Entries with figure data:

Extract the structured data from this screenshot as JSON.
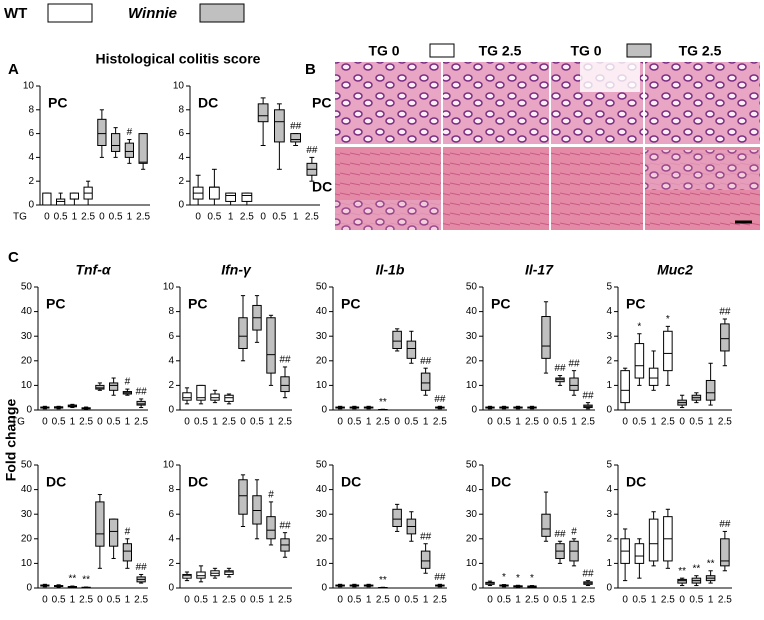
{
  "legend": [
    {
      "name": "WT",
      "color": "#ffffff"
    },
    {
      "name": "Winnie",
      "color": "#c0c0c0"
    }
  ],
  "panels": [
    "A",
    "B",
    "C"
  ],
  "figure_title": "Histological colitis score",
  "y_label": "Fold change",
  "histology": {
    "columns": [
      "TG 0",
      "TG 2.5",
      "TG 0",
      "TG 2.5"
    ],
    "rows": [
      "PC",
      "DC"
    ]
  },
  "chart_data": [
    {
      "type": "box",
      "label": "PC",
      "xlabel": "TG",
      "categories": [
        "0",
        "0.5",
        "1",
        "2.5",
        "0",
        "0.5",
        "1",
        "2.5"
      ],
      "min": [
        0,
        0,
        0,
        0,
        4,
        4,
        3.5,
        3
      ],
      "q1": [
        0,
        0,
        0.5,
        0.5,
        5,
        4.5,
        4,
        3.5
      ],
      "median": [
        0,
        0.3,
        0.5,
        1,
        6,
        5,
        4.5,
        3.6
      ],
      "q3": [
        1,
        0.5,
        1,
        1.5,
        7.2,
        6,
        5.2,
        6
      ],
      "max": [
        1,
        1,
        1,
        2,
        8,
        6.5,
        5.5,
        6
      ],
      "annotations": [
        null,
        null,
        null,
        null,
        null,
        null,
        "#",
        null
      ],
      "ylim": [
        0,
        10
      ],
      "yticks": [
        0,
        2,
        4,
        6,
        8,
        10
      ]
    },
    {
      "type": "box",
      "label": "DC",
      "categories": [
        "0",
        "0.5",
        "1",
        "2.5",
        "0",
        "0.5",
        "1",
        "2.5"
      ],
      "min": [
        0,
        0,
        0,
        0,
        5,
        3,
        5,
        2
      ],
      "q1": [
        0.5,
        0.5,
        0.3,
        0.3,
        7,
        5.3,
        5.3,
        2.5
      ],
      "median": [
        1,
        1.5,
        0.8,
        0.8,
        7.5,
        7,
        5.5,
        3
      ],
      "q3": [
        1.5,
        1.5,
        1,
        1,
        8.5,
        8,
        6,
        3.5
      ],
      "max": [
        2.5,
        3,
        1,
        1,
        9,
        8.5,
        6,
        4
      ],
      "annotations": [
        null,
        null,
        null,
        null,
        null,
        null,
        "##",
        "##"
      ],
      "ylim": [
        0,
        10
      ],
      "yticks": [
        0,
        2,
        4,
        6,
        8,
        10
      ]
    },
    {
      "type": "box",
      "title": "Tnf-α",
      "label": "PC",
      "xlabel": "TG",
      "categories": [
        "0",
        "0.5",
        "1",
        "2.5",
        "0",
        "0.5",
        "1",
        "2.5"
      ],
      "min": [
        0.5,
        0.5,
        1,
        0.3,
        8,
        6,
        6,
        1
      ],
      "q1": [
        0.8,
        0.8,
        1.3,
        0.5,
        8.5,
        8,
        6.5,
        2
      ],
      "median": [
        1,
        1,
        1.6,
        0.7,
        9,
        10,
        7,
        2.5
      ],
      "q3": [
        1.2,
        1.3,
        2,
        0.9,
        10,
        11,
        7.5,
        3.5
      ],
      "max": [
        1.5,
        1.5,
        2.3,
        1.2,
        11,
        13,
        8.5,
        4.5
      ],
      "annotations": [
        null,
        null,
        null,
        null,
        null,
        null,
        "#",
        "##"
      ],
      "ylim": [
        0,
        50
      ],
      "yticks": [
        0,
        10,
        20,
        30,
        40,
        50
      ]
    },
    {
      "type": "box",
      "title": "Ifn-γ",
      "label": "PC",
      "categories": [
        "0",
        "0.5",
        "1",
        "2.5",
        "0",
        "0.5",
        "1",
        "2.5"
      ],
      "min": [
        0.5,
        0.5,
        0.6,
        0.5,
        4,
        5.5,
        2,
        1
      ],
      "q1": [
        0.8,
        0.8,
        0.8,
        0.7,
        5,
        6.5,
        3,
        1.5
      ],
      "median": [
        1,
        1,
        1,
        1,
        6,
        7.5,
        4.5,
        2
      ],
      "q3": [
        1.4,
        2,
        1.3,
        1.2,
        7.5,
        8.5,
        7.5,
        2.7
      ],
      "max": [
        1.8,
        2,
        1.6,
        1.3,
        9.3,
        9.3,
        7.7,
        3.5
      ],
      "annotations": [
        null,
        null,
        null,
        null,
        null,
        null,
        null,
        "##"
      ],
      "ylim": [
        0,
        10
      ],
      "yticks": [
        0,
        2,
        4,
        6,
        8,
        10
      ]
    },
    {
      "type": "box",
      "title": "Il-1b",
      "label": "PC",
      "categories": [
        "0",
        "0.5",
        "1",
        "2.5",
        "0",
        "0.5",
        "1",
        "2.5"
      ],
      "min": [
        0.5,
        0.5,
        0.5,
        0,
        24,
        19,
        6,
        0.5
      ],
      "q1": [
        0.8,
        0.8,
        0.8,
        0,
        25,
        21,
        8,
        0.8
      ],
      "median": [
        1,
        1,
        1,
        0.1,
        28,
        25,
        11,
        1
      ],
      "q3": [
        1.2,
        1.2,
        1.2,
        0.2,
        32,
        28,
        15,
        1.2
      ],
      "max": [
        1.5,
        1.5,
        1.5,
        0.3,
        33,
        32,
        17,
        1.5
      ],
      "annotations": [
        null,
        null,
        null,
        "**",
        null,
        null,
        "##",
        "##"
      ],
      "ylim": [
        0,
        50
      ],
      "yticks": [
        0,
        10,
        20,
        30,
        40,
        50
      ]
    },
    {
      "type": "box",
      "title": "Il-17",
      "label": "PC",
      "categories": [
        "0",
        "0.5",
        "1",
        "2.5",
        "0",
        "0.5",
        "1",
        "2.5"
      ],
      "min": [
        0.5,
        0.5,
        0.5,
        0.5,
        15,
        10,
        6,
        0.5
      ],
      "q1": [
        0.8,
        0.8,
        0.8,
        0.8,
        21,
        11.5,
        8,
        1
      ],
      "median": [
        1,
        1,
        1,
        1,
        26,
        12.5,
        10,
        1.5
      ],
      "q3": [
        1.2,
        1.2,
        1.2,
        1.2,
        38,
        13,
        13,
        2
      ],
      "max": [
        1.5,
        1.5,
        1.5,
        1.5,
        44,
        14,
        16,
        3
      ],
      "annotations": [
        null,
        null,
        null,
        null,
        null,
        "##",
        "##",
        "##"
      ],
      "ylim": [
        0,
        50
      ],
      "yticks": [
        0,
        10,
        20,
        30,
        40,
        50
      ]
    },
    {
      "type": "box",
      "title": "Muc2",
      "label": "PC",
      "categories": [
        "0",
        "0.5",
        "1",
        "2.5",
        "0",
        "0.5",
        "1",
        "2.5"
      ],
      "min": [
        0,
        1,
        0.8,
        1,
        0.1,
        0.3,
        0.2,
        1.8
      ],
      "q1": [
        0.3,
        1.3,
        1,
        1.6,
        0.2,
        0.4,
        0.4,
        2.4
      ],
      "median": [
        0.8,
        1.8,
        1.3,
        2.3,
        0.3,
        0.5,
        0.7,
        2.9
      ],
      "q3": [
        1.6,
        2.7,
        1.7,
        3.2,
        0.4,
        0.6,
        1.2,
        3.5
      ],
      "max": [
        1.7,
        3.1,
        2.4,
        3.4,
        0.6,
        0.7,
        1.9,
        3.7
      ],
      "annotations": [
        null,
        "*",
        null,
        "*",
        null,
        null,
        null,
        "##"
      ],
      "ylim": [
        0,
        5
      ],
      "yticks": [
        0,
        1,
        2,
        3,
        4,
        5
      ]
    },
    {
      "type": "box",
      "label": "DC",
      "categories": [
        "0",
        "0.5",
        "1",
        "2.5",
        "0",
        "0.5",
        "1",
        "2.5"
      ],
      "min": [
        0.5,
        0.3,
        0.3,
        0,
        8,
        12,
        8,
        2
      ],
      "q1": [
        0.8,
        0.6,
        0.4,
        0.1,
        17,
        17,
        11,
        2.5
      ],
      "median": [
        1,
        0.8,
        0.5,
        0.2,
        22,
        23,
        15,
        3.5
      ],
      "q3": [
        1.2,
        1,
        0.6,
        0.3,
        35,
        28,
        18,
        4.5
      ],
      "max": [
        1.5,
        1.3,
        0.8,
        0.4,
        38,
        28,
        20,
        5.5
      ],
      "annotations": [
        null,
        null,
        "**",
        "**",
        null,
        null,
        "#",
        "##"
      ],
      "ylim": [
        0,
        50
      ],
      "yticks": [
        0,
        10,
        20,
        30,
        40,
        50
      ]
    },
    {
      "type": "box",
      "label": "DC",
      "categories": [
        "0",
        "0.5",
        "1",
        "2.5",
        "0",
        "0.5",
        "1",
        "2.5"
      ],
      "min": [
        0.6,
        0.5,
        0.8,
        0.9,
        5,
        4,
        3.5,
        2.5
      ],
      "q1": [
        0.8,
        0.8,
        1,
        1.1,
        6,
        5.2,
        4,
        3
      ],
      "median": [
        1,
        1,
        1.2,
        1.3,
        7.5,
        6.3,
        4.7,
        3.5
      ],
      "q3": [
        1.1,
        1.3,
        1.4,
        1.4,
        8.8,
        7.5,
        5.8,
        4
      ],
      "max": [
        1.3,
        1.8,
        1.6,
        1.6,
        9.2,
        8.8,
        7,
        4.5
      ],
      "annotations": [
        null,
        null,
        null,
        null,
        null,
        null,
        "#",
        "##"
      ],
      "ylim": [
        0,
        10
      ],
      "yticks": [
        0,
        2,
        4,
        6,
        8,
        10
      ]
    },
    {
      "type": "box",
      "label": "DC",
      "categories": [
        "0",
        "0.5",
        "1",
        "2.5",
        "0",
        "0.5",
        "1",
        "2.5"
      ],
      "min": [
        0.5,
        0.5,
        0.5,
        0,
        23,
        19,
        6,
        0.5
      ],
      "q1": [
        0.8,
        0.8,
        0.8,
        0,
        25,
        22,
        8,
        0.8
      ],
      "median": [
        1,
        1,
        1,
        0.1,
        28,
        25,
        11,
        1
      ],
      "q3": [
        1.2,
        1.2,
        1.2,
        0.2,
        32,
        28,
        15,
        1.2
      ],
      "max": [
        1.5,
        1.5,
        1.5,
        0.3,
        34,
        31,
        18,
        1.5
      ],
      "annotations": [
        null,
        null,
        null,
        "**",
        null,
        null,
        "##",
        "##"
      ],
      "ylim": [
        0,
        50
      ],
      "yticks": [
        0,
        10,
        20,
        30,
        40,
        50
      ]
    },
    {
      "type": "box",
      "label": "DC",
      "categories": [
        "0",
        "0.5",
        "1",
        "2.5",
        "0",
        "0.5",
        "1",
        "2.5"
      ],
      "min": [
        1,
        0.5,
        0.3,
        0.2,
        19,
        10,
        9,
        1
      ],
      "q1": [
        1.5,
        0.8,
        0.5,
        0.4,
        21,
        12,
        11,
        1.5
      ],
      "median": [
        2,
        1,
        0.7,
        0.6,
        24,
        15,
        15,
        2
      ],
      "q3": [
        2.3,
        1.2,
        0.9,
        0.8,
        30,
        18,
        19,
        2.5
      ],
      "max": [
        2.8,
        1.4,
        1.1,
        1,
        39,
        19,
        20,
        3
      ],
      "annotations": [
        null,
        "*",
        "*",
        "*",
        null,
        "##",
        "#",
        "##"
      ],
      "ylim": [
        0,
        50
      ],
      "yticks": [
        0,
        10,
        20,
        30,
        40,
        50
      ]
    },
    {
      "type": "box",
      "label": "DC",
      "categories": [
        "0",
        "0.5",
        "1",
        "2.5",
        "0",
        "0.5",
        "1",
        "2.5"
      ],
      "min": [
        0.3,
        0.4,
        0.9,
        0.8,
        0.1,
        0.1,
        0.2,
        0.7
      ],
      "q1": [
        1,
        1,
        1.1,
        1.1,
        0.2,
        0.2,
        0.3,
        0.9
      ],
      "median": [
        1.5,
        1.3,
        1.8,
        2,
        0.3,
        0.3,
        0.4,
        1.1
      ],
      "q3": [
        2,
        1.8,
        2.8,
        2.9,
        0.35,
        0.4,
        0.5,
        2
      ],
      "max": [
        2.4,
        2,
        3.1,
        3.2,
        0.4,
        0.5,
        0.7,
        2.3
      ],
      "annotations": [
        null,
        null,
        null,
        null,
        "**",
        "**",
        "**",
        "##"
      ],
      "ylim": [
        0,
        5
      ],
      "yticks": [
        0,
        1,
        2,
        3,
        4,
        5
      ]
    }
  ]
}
==
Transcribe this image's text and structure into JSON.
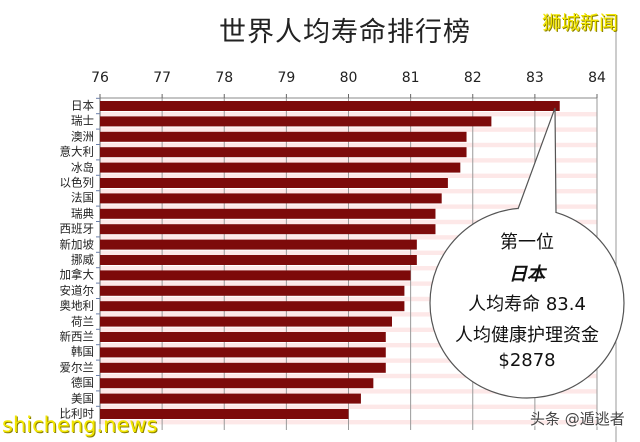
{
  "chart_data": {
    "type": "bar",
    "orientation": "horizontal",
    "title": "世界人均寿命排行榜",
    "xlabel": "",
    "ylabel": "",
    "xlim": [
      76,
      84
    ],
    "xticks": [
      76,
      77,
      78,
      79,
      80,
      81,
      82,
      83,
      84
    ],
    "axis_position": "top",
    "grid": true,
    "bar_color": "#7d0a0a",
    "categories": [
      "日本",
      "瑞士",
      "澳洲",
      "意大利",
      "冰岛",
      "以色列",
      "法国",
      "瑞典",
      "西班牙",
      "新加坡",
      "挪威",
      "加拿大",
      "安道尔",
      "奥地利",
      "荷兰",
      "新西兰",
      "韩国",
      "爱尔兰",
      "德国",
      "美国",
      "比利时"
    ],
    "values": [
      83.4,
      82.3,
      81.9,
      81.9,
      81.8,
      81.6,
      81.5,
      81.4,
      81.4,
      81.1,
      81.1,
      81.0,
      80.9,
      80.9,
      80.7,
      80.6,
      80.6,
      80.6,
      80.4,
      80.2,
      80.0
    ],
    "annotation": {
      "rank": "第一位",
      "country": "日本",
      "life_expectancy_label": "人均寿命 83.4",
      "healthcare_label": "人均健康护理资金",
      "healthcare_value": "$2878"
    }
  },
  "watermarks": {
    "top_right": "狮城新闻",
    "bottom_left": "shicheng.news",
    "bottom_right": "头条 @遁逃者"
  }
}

[THE EXERCISE] Identify each line containing the string "JSON" and copy it out.

[TASK RESPONSE]
Extract the structured data from this screenshot as JSON.
Transcribe this image's text and structure into JSON.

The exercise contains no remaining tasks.